>>>>
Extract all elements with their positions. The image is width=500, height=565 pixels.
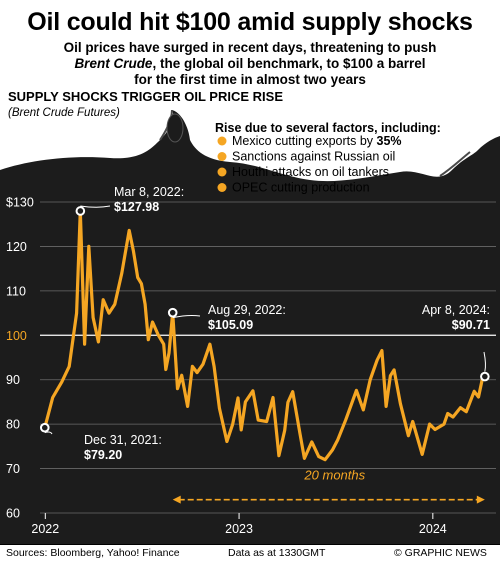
annotation-marker	[75, 206, 86, 216]
factor-item: Sanctions against Russian oil	[232, 150, 395, 164]
factor-bullet-icon	[217, 152, 227, 161]
span-label: 20 months	[303, 468, 365, 483]
annotation-marker	[480, 371, 490, 382]
annotation-date: Dec 31, 2021:	[84, 433, 162, 447]
factor-item: OPEC cutting production	[232, 181, 370, 195]
annotation-date: Aug 29, 2022:	[208, 303, 286, 317]
y-axis: $130 120 110 100 90 80 70 60	[6, 196, 34, 521]
annotations: Dec 31, 2021:$79.20 Mar 8, 2022:$127.98 Au…	[39, 185, 490, 462]
factor-item: Mexico cutting exports by 35%	[232, 134, 402, 148]
annotation-date: Apr 8, 2024:	[422, 303, 490, 317]
factors-box: Rise due to several factors, including: …	[215, 121, 441, 195]
factor-bullet-icon	[217, 136, 227, 146]
subhead-line-2-rest: , the global oil benchmark, to $100 a ba…	[152, 56, 426, 71]
footer-credit: © GRAPHIC NEWS	[394, 547, 487, 559]
factors-title: Rise due to several factors, including:	[215, 121, 441, 135]
oil-background	[0, 110, 500, 544]
y-tick-label: 120	[6, 240, 27, 254]
y-tick-label: 80	[6, 418, 20, 432]
annotation-marker	[39, 422, 50, 433]
oil-droplet	[166, 113, 184, 143]
span-marker: 20 months	[172, 468, 485, 504]
y-tick-label: 60	[6, 507, 20, 521]
grid	[40, 201, 496, 514]
subhead-line-2: Brent Crude, the global oil benchmark, t…	[30, 56, 470, 72]
subhead-line-1: Oil prices have surged in recent days, t…	[63, 40, 437, 55]
annotation-value: $90.71	[452, 318, 490, 332]
span-arrow-right-icon	[476, 495, 485, 504]
span-arrow-left-icon	[172, 495, 181, 504]
annotation-leader	[80, 205, 111, 208]
annotation-marker	[167, 307, 178, 318]
chart-title: SUPPLY SHOCKS TRIGGER OIL PRICE RISE	[8, 89, 283, 104]
price-series	[43, 209, 487, 462]
y-tick-label: 100	[6, 329, 27, 343]
subheadline: Oil prices have surged in recent days, t…	[30, 40, 470, 88]
subhead-line-3: for the first time in almost two years	[134, 72, 366, 87]
footer-source: Sources: Bloomberg, Yahoo! Finance	[6, 547, 180, 559]
footer-rule	[0, 544, 500, 545]
annotation-date: Mar 8, 2022:	[114, 185, 184, 199]
chart-subtitle: (Brent Crude Futures)	[8, 107, 120, 119]
x-axis: 2022 2023 2024	[31, 513, 447, 536]
x-tick-label: 2024	[419, 522, 447, 536]
annotation-value: $79.20	[84, 448, 122, 462]
annotation-leader	[483, 351, 486, 372]
chart: SUPPLY SHOCKS TRIGGER OIL PRICE RISE (Br…	[0, 89, 500, 544]
annotation-value: $127.98	[114, 200, 159, 214]
y-tick-label: 110	[6, 284, 26, 298]
factor-item: Houthi attacks on oil tankers	[232, 165, 389, 179]
factor-bullet-icon	[217, 183, 227, 192]
annotation-leader	[44, 431, 53, 435]
annotation-value: $105.09	[208, 318, 253, 332]
price-line	[43, 209, 487, 462]
footer-data-time: Data as at 1330GMT	[228, 547, 326, 559]
y-tick-label: 90	[6, 373, 20, 387]
y-tick-label: $130	[6, 196, 34, 210]
y-tick-label: 70	[6, 462, 20, 476]
factors-list: Mexico cutting exports by 35% Sanctions a…	[217, 134, 402, 195]
x-tick-label: 2022	[31, 522, 59, 536]
annotation-leader	[172, 314, 201, 319]
headline: Oil could hit $100 amid supply shocks	[27, 8, 473, 36]
x-tick-label: 2023	[225, 522, 253, 536]
factor-bullet-icon	[217, 167, 227, 177]
subhead-brent-crude: Brent Crude	[74, 56, 153, 71]
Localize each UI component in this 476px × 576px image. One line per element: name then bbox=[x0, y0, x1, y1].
<<<<
Yapılacak iş — Yukarıdaki tüm kayıtların satırlarını, boş satırları atlayarak, «Sıra» sütununda satır numarası ve «Satır» sütununda satırın kendisi olacak şekilde bir Markdown tablosu olarak düzenleyin. Resimleri yanıta dahil etmeyin.

Yazılı çözüm —
| Sıra | Satır |
|---|---|
| 1 | Extract all elements with their positions. The image is width=500, height=565 pixels. |
| 2 | annotation-marker	[75, 206, 86, 216] |
| 3 | factor-item: Sanctions against Russian oil	[232, 150, 395, 164] |
| 4 | factor-bullet-icon	[217, 152, 227, 161] |
| 5 | span-label: 20 months	[303, 468, 365, 483] |
| 6 | annotation-marker	[480, 371, 490, 382] |
| 7 | annotation-date: Dec 31, 2021:	[84, 433, 162, 447] |
| 8 | factor-item: OPEC cutting production	[232, 181, 370, 195] |
| 9 | annotation-date: Aug 29, 2022:	[208, 303, 286, 317] |
| 10 | y-axis: $130 120 110 100 90 80 70 60	[6, 196, 34, 521] |
| 11 | annotations: Dec 31, 2021:$79.20 Mar 8, 2022:$127.98 Au…	[39, 185, 490, 462] |
| 12 | factor-item: Mexico cutting exports by 35%	[232, 134, 402, 148] |
| 13 | annotation-date: Apr 8, 2024:	[422, 303, 490, 317] |
| 14 | factors-box: Rise due to several factors, including: …	[215, 121, 441, 195] |
| 15 | factor-bullet-icon	[217, 136, 227, 146] |
| 16 | subhead-line-2-rest: , the global oil benchmark, to $100 a ba…	[152, 56, 426, 71] |
| 17 | footer-credit: © GRAPHIC NEWS	[394, 547, 487, 559] |
| 18 | factors-title: Rise due to several factors, including:	[215, 121, 441, 135] |
| 19 | oil-background	[0, 110, 500, 544] |
| 20 | y-tick-label: 120	[6, 240, 27, 254] |
| 21 | y-tick-label: 80	[6, 418, 20, 432] |
| 22 | annotation-marker	[39, 422, 50, 433] |
| 23 | oil-droplet	[166, 113, 184, 143] |
| 24 | span-marker: 20 months	[172, 468, 485, 504] |
| 25 | y-tick-label: 60	[6, 507, 20, 521] |
| 26 | grid	[40, 201, 496, 514] |
| 27 | subhead-line-2: Brent Crude, the global oil benchmark, t…	[30, 56, 470, 72] |
| 28 | subhead-line-1: Oil prices have surged in recent days, t…	[63, 40, 437, 55] |
| 29 | annotation-value: $90.71	[452, 318, 490, 332] |
| 30 | span-arrow-right-icon	[476, 495, 485, 504] |
| 31 | span-arrow-left-icon	[172, 495, 181, 504] |
| 32 | annotation-leader	[80, 205, 111, 208] |
| 33 | annotation-marker	[167, 307, 178, 318] |
| 34 | chart-title: SUPPLY SHOCKS TRIGGER OIL PRICE RISE	[8, 89, 283, 104] |
| 35 | price-series	[43, 209, 487, 462] |
| 36 | y-tick-label: 100	[6, 329, 27, 343] |
| 37 | subheadline: Oil prices have surged in recent days, t…	[30, 40, 470, 88] |
| 38 | subhead-line-3: for the first time in almost two years	[134, 72, 366, 87] |
| 39 | footer-source: Sources: Bloomberg, Yahoo! Finance	[6, 547, 180, 559] |
| 40 | footer-rule	[0, 544, 500, 545] |
| 41 | annotation-date: Mar 8, 2022:	[114, 185, 184, 199] |
| 42 | chart-subtitle: (Brent Crude Futures)	[8, 107, 120, 119] |
| 43 | x-axis: 2022 2023 2024	[31, 513, 447, 536] |
| 44 | x-tick-label: 2024	[419, 522, 447, 536] |
| 45 | annotation-value: $79.20	[84, 448, 122, 462] |
| 46 | annotation-leader	[483, 351, 486, 372] |
| 47 | chart: SUPPLY SHOCKS TRIGGER OIL PRICE RISE (Br…	[0, 89, 500, 544] |
| 48 | annotation-value: $127.98	[114, 200, 159, 214] |
| 49 | y-tick-label: 110	[6, 284, 26, 298] |
| 50 | factor-item: Houthi attacks on oil tankers	[232, 165, 389, 179] |
| 51 | factor-bullet-icon	[217, 183, 227, 192] |
| 52 | annotation-leader	[44, 431, 53, 435] |
| 53 | annotation-value: $105.09	[208, 318, 253, 332] |
| 54 | price-line	[43, 209, 487, 462] |
| 55 | footer-data-time: Data as at 1330GMT	[228, 547, 326, 559] |
| 56 | y-tick-label: 90	[6, 373, 20, 387] |
| 57 | y-tick-label: $130	[6, 196, 34, 210] |
| 58 | y-tick-label: 70	[6, 462, 20, 476] |
| 59 | factors-list: Mexico cutting exports by 35% Sanctions a…	[217, 134, 402, 195] |
| 60 | x-tick-label: 2022	[31, 522, 59, 536] |
| 61 | annotation-leader	[172, 314, 201, 319] |
| 62 | headline: Oil could hit $100 amid supply shocks	[27, 8, 473, 36] |
| 63 | x-tick-label: 2023	[225, 522, 253, 536] |
| 64 | factor-bullet-icon	[217, 167, 227, 177] |
| 65 | subhead-brent-crude: Brent Crude	[74, 56, 153, 71] |
| 66 | Localize each UI component in this 476px × 576px image. One line per element: name then bbox=[x0, y0, x1, y1]. |